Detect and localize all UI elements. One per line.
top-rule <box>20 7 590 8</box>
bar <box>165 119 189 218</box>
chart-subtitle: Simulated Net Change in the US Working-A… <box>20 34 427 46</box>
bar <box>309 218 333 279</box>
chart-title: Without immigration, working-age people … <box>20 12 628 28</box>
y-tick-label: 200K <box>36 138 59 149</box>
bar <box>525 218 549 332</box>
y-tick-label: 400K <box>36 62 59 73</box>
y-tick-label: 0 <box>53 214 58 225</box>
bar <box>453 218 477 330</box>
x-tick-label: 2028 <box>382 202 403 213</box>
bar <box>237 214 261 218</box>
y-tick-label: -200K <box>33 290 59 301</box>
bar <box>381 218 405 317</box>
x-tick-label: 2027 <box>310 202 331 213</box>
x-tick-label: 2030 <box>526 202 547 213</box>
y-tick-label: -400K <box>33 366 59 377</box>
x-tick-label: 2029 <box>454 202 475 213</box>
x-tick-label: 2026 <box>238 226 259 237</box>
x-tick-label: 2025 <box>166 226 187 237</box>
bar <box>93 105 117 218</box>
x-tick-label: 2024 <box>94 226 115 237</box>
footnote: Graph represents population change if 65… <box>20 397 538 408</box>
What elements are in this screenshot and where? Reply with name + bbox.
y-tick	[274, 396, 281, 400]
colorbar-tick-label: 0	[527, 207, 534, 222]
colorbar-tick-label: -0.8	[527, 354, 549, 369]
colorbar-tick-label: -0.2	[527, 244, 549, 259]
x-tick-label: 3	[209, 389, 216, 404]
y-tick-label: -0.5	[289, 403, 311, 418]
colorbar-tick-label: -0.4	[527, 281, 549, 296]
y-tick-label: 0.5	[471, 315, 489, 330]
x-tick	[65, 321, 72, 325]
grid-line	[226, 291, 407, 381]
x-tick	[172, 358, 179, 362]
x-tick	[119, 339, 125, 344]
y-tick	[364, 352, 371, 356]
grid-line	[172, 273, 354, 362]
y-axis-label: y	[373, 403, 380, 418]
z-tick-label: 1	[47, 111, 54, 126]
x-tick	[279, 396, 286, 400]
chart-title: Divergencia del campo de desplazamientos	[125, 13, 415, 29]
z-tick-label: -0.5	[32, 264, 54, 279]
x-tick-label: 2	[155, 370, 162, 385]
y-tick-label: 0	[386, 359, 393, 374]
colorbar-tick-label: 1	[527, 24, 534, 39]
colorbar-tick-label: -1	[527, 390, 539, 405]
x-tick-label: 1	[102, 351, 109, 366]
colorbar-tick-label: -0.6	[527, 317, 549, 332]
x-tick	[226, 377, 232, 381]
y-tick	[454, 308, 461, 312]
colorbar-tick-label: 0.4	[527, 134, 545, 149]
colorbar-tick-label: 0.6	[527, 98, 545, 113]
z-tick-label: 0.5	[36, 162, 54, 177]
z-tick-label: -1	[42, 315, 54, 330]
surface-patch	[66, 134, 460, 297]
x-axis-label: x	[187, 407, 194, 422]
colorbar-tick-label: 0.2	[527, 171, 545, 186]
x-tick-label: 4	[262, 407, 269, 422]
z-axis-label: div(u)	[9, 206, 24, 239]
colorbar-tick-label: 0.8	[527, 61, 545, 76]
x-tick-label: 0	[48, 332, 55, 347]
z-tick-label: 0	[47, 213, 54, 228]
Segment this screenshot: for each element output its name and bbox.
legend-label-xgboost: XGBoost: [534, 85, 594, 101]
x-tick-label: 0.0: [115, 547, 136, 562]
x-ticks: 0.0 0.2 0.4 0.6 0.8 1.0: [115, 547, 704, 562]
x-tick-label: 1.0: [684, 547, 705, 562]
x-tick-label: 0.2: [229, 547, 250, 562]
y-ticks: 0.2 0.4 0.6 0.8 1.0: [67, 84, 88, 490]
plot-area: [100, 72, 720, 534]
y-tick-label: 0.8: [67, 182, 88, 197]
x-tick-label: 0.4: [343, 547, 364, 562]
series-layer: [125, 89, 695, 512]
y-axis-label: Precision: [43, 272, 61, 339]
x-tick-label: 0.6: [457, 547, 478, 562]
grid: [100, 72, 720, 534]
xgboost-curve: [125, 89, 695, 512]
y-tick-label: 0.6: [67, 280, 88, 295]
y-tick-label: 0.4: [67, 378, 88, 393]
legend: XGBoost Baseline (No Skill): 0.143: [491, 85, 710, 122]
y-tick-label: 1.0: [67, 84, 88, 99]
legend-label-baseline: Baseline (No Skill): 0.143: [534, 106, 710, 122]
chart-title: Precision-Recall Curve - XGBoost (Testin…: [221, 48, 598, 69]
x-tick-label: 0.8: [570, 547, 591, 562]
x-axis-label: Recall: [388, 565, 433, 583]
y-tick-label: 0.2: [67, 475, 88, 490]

## STATED TASK
Copy all of the entries above line for line, with no changes to any character.

## FINISHED ANSWER
Detect and localize all UI elements. One per line.
top-rule <box>20 7 590 8</box>
bar <box>165 119 189 218</box>
chart-subtitle: Simulated Net Change in the US Working-A… <box>20 34 427 46</box>
bar <box>309 218 333 279</box>
chart-title: Without immigration, working-age people … <box>20 12 628 28</box>
y-tick-label: 200K <box>36 138 59 149</box>
bar <box>525 218 549 332</box>
y-tick-label: 400K <box>36 62 59 73</box>
y-tick-label: 0 <box>53 214 58 225</box>
bar <box>453 218 477 330</box>
x-tick-label: 2028 <box>382 202 403 213</box>
bar <box>237 214 261 218</box>
y-tick-label: -200K <box>33 290 59 301</box>
bar <box>381 218 405 317</box>
x-tick-label: 2027 <box>310 202 331 213</box>
x-tick-label: 2030 <box>526 202 547 213</box>
y-tick-label: -400K <box>33 366 59 377</box>
x-tick-label: 2029 <box>454 202 475 213</box>
x-tick-label: 2026 <box>238 226 259 237</box>
x-tick-label: 2025 <box>166 226 187 237</box>
bar <box>93 105 117 218</box>
x-tick-label: 2024 <box>94 226 115 237</box>
footnote: Graph represents population change if 65… <box>20 397 538 408</box>
What elements are in this screenshot and where? Reply with name + bbox.
y-tick	[274, 396, 281, 400]
colorbar-tick-label: 0	[527, 207, 534, 222]
colorbar-tick-label: -0.8	[527, 354, 549, 369]
colorbar-tick-label: -0.2	[527, 244, 549, 259]
x-tick-label: 3	[209, 389, 216, 404]
y-tick-label: -0.5	[289, 403, 311, 418]
colorbar-tick-label: -0.4	[527, 281, 549, 296]
y-tick-label: 0.5	[471, 315, 489, 330]
x-tick	[65, 321, 72, 325]
grid-line	[226, 291, 407, 381]
x-tick	[172, 358, 179, 362]
x-tick	[119, 339, 125, 344]
y-tick	[364, 352, 371, 356]
grid-line	[172, 273, 354, 362]
y-axis-label: y	[373, 403, 380, 418]
z-tick-label: 1	[47, 111, 54, 126]
x-tick	[279, 396, 286, 400]
chart-title: Divergencia del campo de desplazamientos	[125, 13, 415, 29]
z-tick-label: -0.5	[32, 264, 54, 279]
x-tick-label: 2	[155, 370, 162, 385]
y-tick-label: 0	[386, 359, 393, 374]
colorbar-tick-label: 1	[527, 24, 534, 39]
colorbar-tick-label: -1	[527, 390, 539, 405]
x-tick-label: 1	[102, 351, 109, 366]
colorbar-tick-label: -0.6	[527, 317, 549, 332]
x-tick	[226, 377, 232, 381]
y-tick	[454, 308, 461, 312]
colorbar-tick-label: 0.4	[527, 134, 545, 149]
colorbar-tick-label: 0.6	[527, 98, 545, 113]
z-tick-label: 0.5	[36, 162, 54, 177]
z-tick-label: -1	[42, 315, 54, 330]
surface-patch	[66, 134, 460, 297]
x-axis-label: x	[187, 407, 194, 422]
colorbar-tick-label: 0.2	[527, 171, 545, 186]
x-tick-label: 4	[262, 407, 269, 422]
z-axis-label: div(u)	[9, 206, 24, 239]
colorbar-tick-label: 0.8	[527, 61, 545, 76]
x-tick-label: 0	[48, 332, 55, 347]
z-tick-label: 0	[47, 213, 54, 228]
Segment this screenshot: for each element output its name and bbox.
legend-label-xgboost: XGBoost: [534, 85, 594, 101]
x-tick-label: 0.0: [115, 547, 136, 562]
x-ticks: 0.0 0.2 0.4 0.6 0.8 1.0: [115, 547, 704, 562]
x-tick-label: 1.0: [684, 547, 705, 562]
x-tick-label: 0.2: [229, 547, 250, 562]
y-ticks: 0.2 0.4 0.6 0.8 1.0: [67, 84, 88, 490]
plot-area: [100, 72, 720, 534]
y-tick-label: 0.8: [67, 182, 88, 197]
x-tick-label: 0.4: [343, 547, 364, 562]
series-layer: [125, 89, 695, 512]
y-axis-label: Precision: [43, 272, 61, 339]
x-tick-label: 0.6: [457, 547, 478, 562]
grid: [100, 72, 720, 534]
xgboost-curve: [125, 89, 695, 512]
y-tick-label: 0.6: [67, 280, 88, 295]
y-tick-label: 0.4: [67, 378, 88, 393]
legend: XGBoost Baseline (No Skill): 0.143: [491, 85, 710, 122]
y-tick-label: 1.0: [67, 84, 88, 99]
legend-label-baseline: Baseline (No Skill): 0.143: [534, 106, 710, 122]
chart-title: Precision-Recall Curve - XGBoost (Testin…: [221, 48, 598, 69]
x-tick-label: 0.8: [570, 547, 591, 562]
x-axis-label: Recall: [388, 565, 433, 583]
y-tick-label: 0.2: [67, 475, 88, 490]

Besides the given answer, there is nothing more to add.